Entries provided:
* begin *
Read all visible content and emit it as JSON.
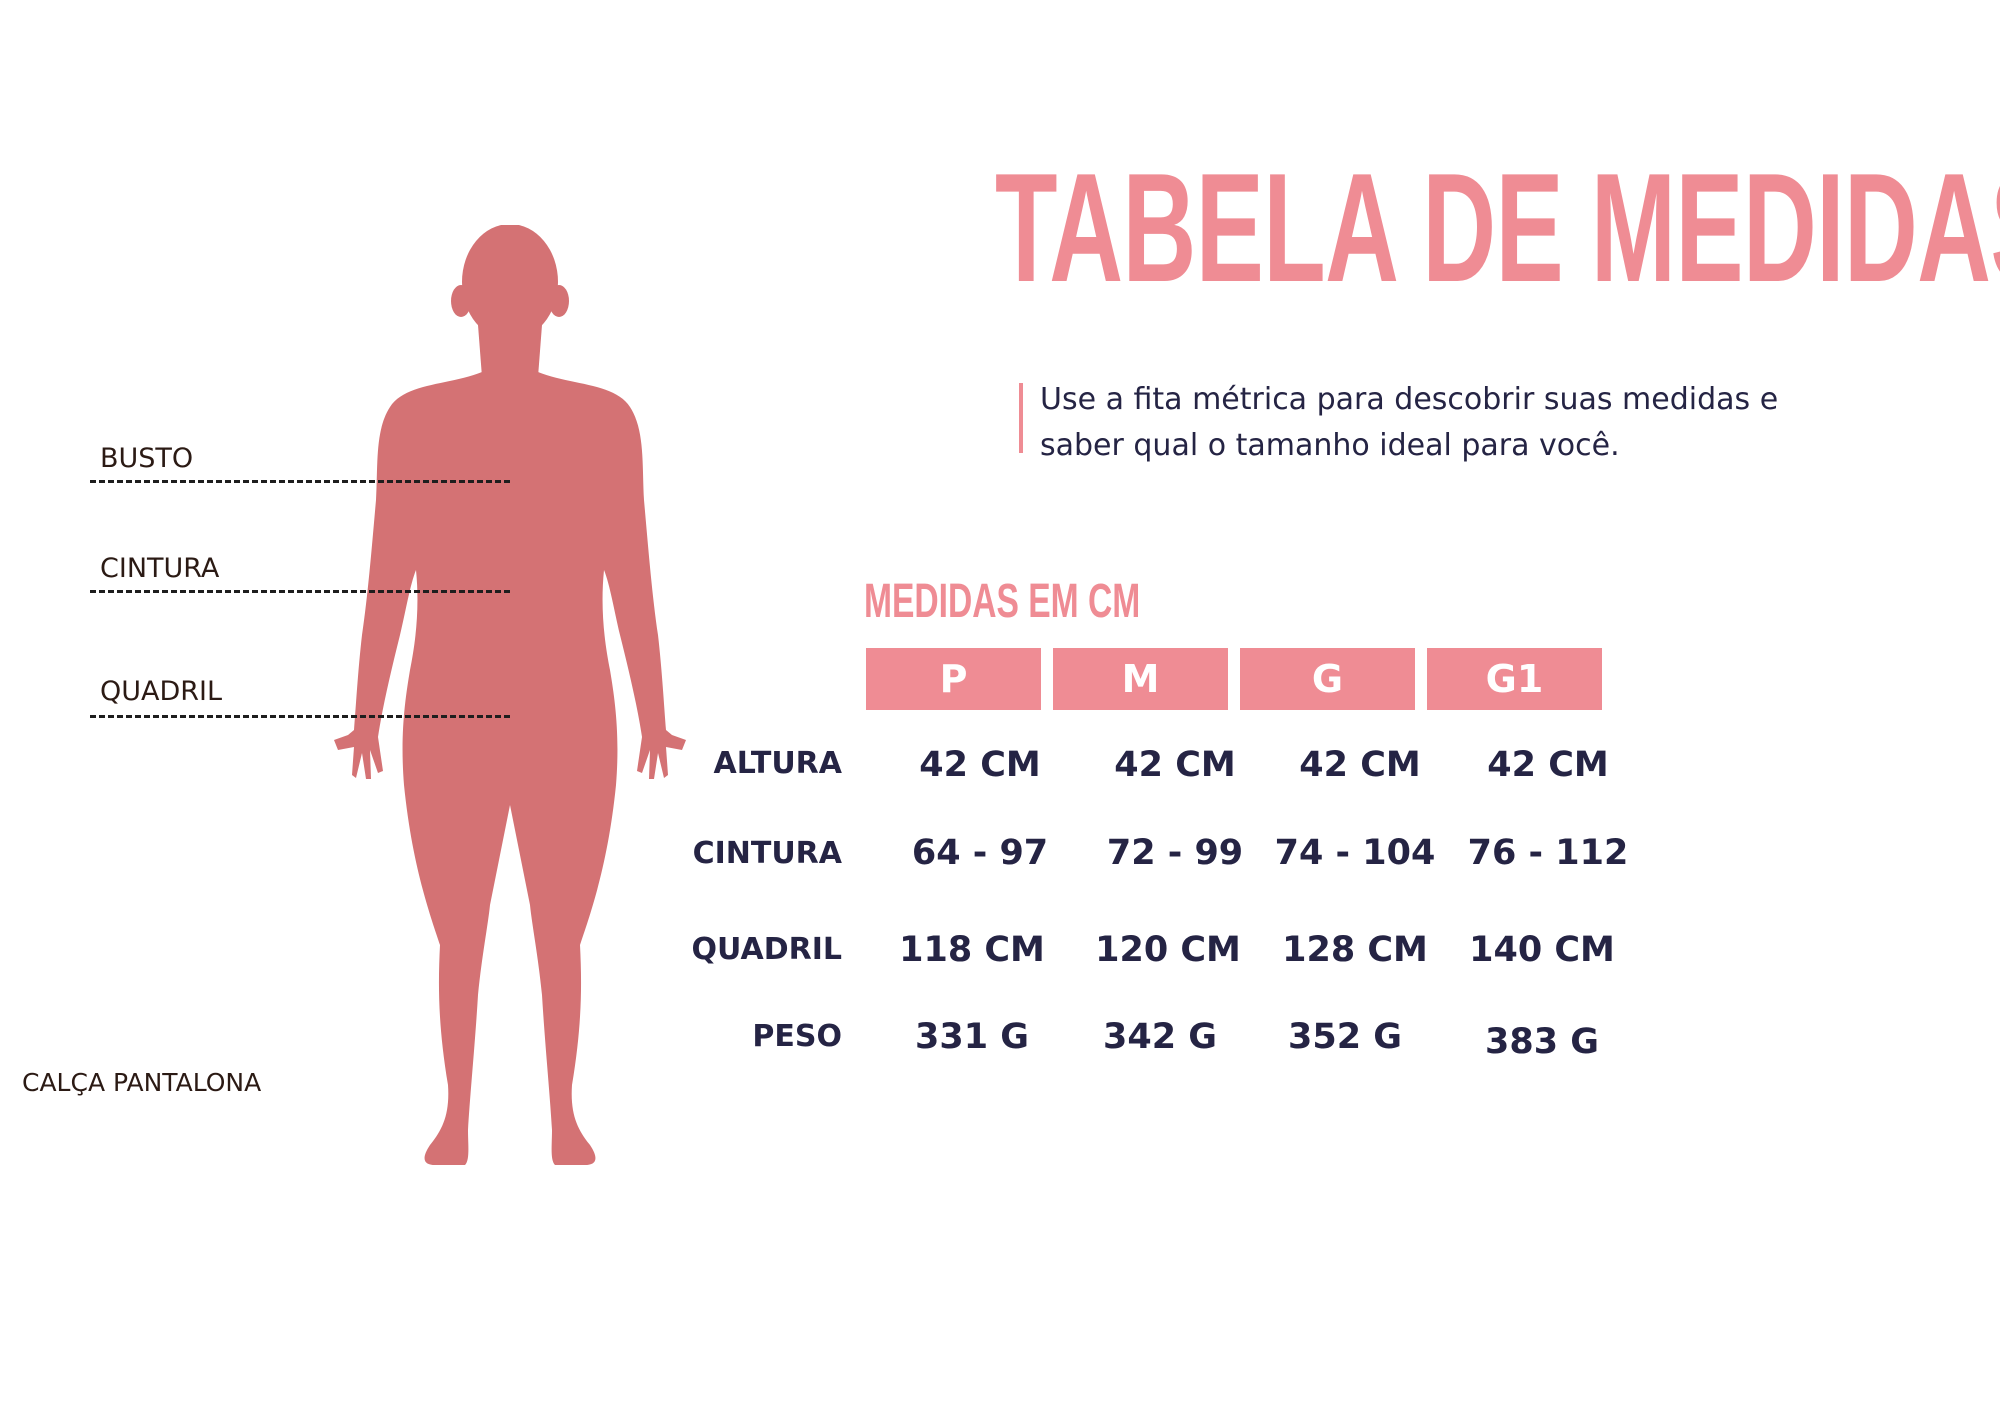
{
  "title": "TABELA DE MEDIDAS",
  "description": {
    "line1": "Use a fita métrica para descobrir suas medidas e",
    "line2": "saber qual o tamanho ideal para você."
  },
  "subtitle": "MEDIDAS EM CM",
  "sizes": [
    "P",
    "M",
    "G",
    "G1"
  ],
  "rows": [
    {
      "label": "ALTURA",
      "values": [
        "42 CM",
        "42 CM",
        "42 CM",
        "42 CM"
      ]
    },
    {
      "label": "CINTURA",
      "values": [
        "64 - 97",
        "72 - 99",
        "74 - 104",
        "76 - 112"
      ]
    },
    {
      "label": "QUADRIL",
      "values": [
        "118 CM",
        "120 CM",
        "128 CM",
        "140 CM"
      ]
    },
    {
      "label": "PESO",
      "values": [
        "331 G",
        "342 G",
        "352 G",
        "383 G"
      ]
    }
  ],
  "body_labels": {
    "bust": "BUSTO",
    "waist": "CINTURA",
    "hip": "QUADRIL"
  },
  "product_name": "CALÇA PANTALONA",
  "colors": {
    "accent_pink": "#ef8c94",
    "figure": "#d47274",
    "text_navy": "#252444"
  }
}
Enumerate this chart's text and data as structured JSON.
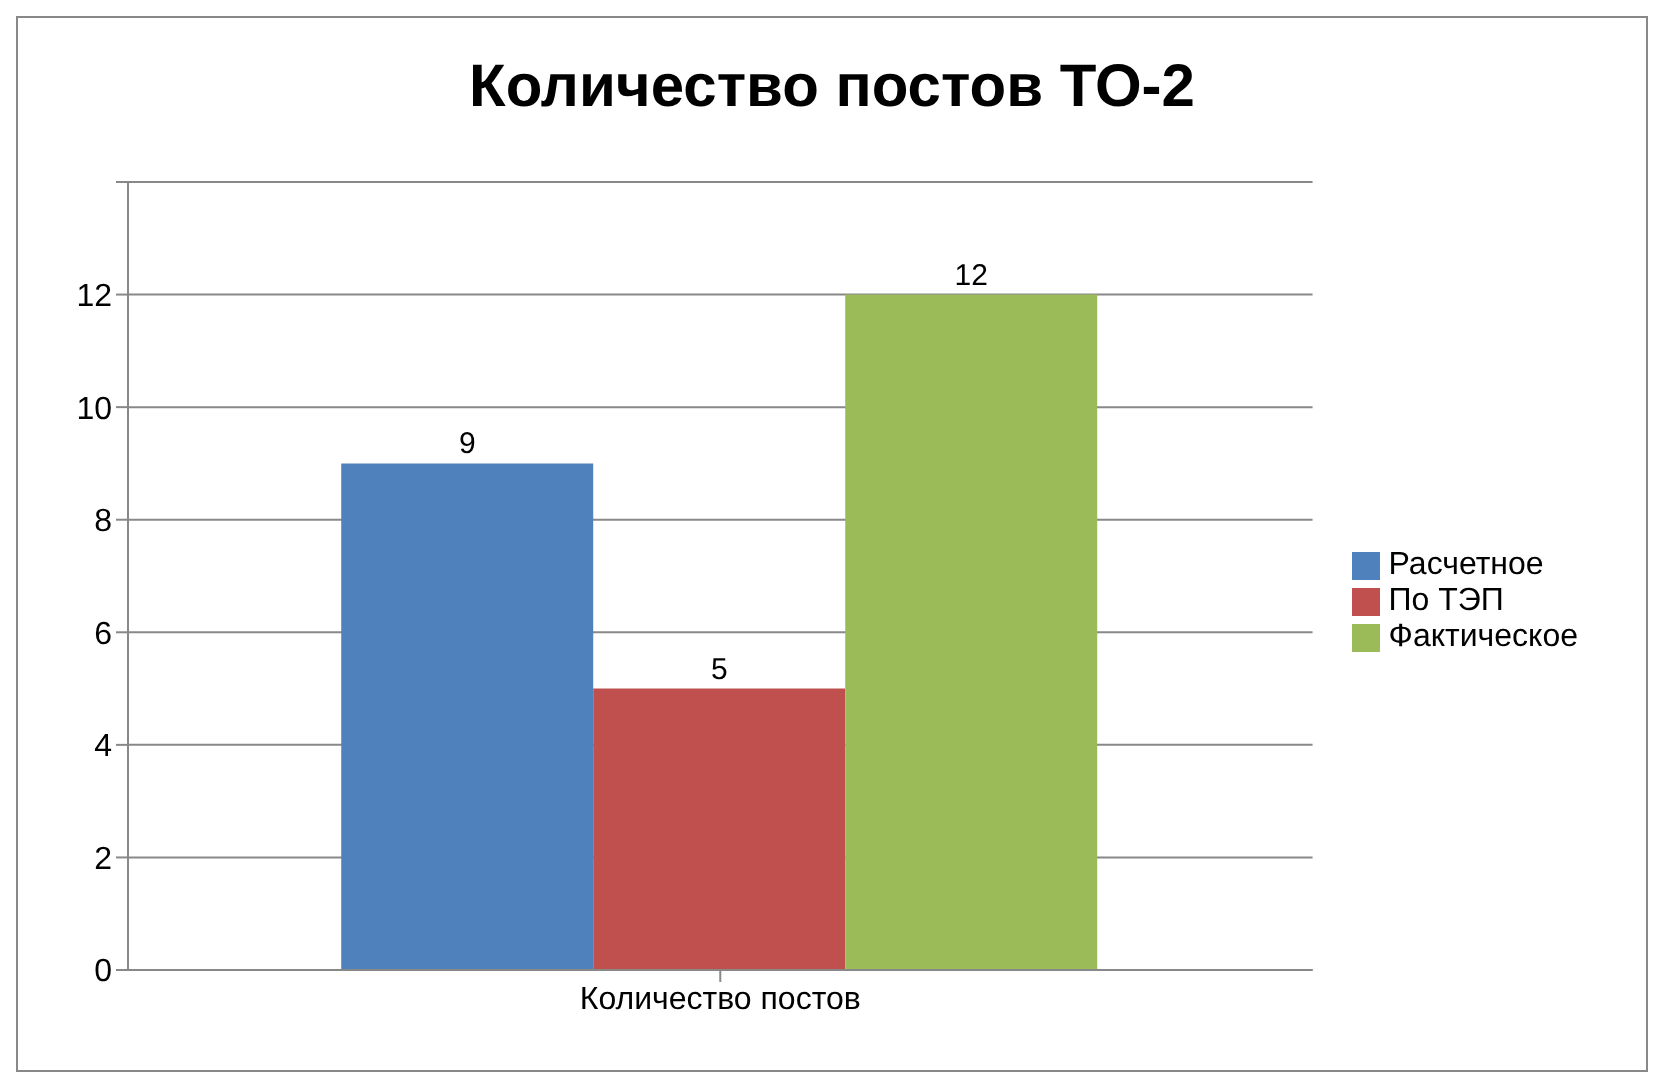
{
  "chart_data": {
    "type": "bar",
    "title": "Количество постов ТО-2",
    "categories": [
      "Количество постов"
    ],
    "series": [
      {
        "name": "Расчетное",
        "color": "#4f81bd",
        "values": [
          9
        ]
      },
      {
        "name": "По ТЭП",
        "color": "#c0504d",
        "values": [
          5
        ]
      },
      {
        "name": "Фактическое",
        "color": "#9bbb59",
        "values": [
          12
        ]
      }
    ],
    "ylim": [
      0,
      14
    ],
    "yticks": [
      0,
      2,
      4,
      6,
      8,
      10,
      12,
      {
        "value": 14,
        "label": null
      }
    ],
    "grid": "y",
    "legend": "right",
    "data_labels": true
  }
}
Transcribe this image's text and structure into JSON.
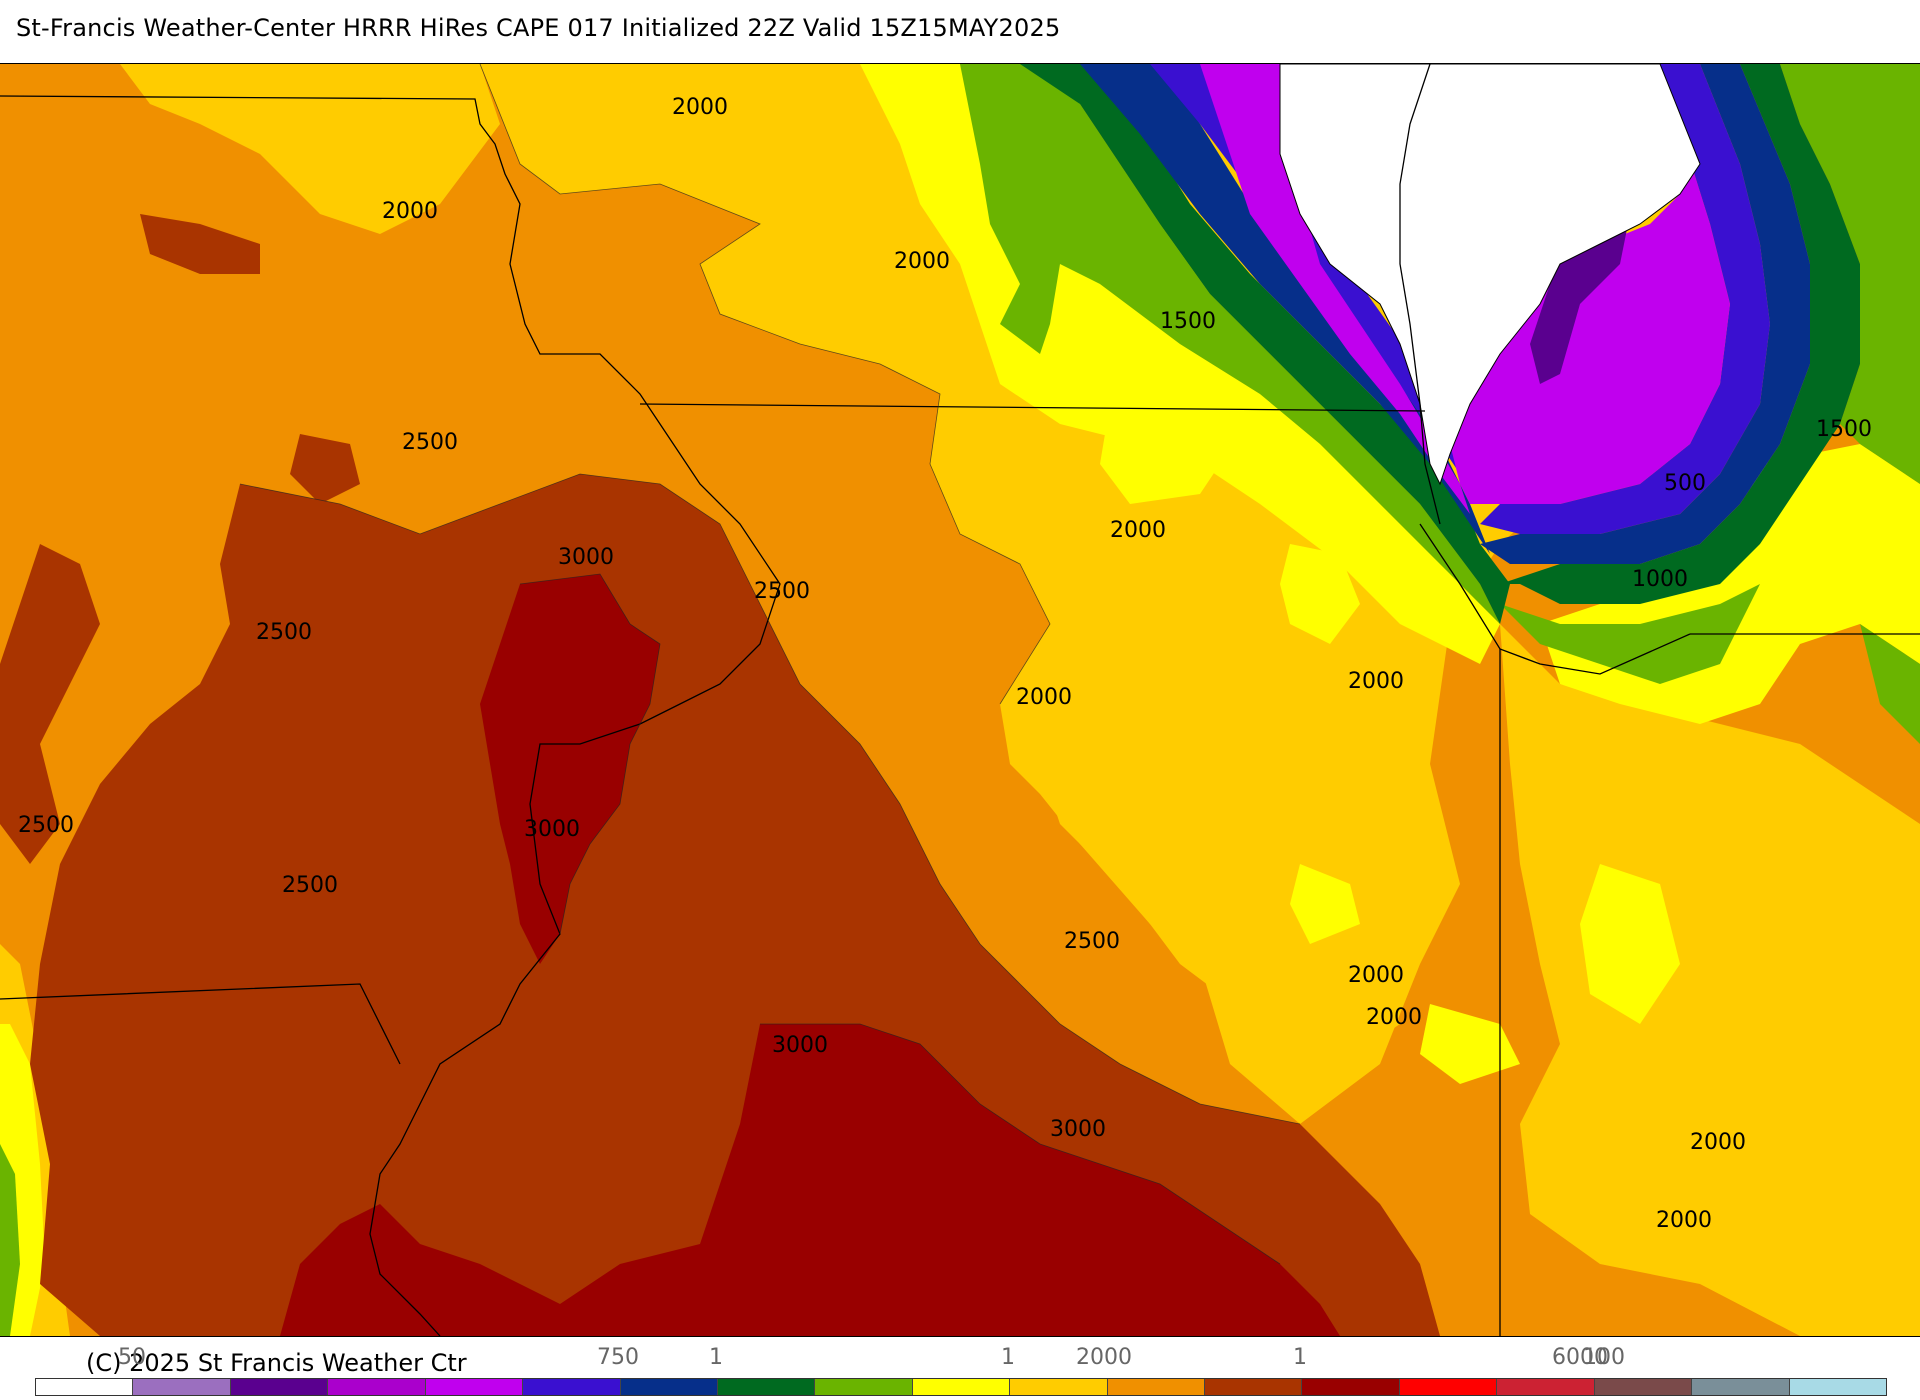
{
  "header": {
    "title": "St-Francis Weather-Center HRRR HiRes CAPE  017 Initialized  22Z Valid 15Z15MAY2025"
  },
  "map": {
    "contour_labels": [
      "2000",
      "2000",
      "2000",
      "1500",
      "2500",
      "3000",
      "2500",
      "2500",
      "2000",
      "3000",
      "2500",
      "2500",
      "2000",
      "2000",
      "500",
      "1000",
      "1500",
      "2500",
      "3000",
      "3000",
      "2000",
      "2000",
      "2000",
      "2000"
    ]
  },
  "legend": {
    "copyright": "(C) 2025 St Francis Weather Ctr",
    "tick_labels": [
      "50",
      "750",
      "1",
      "1",
      "2000",
      "1",
      "6000",
      "100"
    ],
    "colors": [
      "#ffffff",
      "#9b6fbf",
      "#5a008f",
      "#aa00cc",
      "#c000ee",
      "#3a10d0",
      "#062f8a",
      "#006a20",
      "#6ab400",
      "#ffff00",
      "#ffcc00",
      "#f09000",
      "#a93400",
      "#990000",
      "#ff0000",
      "#cc2233",
      "#7a4a4a",
      "#7a8f99",
      "#a8dae6"
    ]
  }
}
* end *
Given task: Omit the images and transcribe all of the records above word for word.

Task answer:
Read all visible content and emit it as JSON.
{
  "title": "TABELA DE MEDIDAS",
  "description": {
    "line1": "Use a fita métrica para descobrir suas medidas e",
    "line2": "saber qual o tamanho ideal para você."
  },
  "subtitle": "MEDIDAS EM CM",
  "sizes": [
    "P",
    "M",
    "G",
    "G1"
  ],
  "rows": [
    {
      "label": "ALTURA",
      "values": [
        "42 CM",
        "42 CM",
        "42 CM",
        "42 CM"
      ]
    },
    {
      "label": "CINTURA",
      "values": [
        "64 - 97",
        "72 - 99",
        "74 - 104",
        "76 - 112"
      ]
    },
    {
      "label": "QUADRIL",
      "values": [
        "118 CM",
        "120 CM",
        "128 CM",
        "140 CM"
      ]
    },
    {
      "label": "PESO",
      "values": [
        "331 G",
        "342 G",
        "352 G",
        "383 G"
      ]
    }
  ],
  "body_labels": {
    "bust": "BUSTO",
    "waist": "CINTURA",
    "hip": "QUADRIL"
  },
  "product_name": "CALÇA PANTALONA",
  "colors": {
    "accent_pink": "#ef8c94",
    "figure": "#d47274",
    "text_navy": "#252444"
  }
}
Enumerate this chart's text and data as structured JSON.
{
  "chart_data": {
    "type": "bar",
    "title": "Количество постов ТО-2",
    "categories": [
      "Количество постов"
    ],
    "series": [
      {
        "name": "Расчетное",
        "color": "#4f81bd",
        "values": [
          9
        ]
      },
      {
        "name": "По ТЭП",
        "color": "#c0504d",
        "values": [
          5
        ]
      },
      {
        "name": "Фактическое",
        "color": "#9bbb59",
        "values": [
          12
        ]
      }
    ],
    "ylim": [
      0,
      14
    ],
    "yticks": [
      0,
      2,
      4,
      6,
      8,
      10,
      12,
      {
        "value": 14,
        "label": null
      }
    ],
    "grid": "y",
    "legend": "right",
    "data_labels": true
  }
}
Transcribe this image's text and structure into JSON.
{
  "header": {
    "title": "St-Francis Weather-Center HRRR HiRes CAPE  017 Initialized  22Z Valid 15Z15MAY2025"
  },
  "map": {
    "contour_labels": [
      "2000",
      "2000",
      "2000",
      "1500",
      "2500",
      "3000",
      "2500",
      "2500",
      "2000",
      "3000",
      "2500",
      "2500",
      "2000",
      "2000",
      "500",
      "1000",
      "1500",
      "2500",
      "3000",
      "3000",
      "2000",
      "2000",
      "2000",
      "2000"
    ]
  },
  "legend": {
    "copyright": "(C) 2025 St Francis Weather Ctr",
    "tick_labels": [
      "50",
      "750",
      "1",
      "1",
      "2000",
      "1",
      "6000",
      "100"
    ],
    "colors": [
      "#ffffff",
      "#9b6fbf",
      "#5a008f",
      "#aa00cc",
      "#c000ee",
      "#3a10d0",
      "#062f8a",
      "#006a20",
      "#6ab400",
      "#ffff00",
      "#ffcc00",
      "#f09000",
      "#a93400",
      "#990000",
      "#ff0000",
      "#cc2233",
      "#7a4a4a",
      "#7a8f99",
      "#a8dae6"
    ]
  }
}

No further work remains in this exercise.